» **Exercise objective**:
From the entries below, say how many lines carry the word "cycle", and give nothing but the number.

Collected data

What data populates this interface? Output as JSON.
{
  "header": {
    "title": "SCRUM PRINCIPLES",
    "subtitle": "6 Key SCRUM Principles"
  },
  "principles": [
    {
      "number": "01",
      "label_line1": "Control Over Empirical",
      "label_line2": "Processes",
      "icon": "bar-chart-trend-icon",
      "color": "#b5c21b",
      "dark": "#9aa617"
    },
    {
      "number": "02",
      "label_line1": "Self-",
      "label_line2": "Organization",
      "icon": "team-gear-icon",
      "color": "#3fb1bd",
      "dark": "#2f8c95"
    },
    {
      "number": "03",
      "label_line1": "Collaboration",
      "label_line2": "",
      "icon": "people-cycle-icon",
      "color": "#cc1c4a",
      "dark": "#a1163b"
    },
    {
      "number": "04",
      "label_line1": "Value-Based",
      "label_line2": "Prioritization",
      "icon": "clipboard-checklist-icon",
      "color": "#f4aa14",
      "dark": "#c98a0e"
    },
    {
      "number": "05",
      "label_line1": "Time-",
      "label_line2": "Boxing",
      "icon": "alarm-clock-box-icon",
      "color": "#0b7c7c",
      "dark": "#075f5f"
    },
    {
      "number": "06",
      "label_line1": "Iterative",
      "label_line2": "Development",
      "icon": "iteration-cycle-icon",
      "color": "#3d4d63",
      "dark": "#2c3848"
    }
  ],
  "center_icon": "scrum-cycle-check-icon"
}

» **Task answer**:
3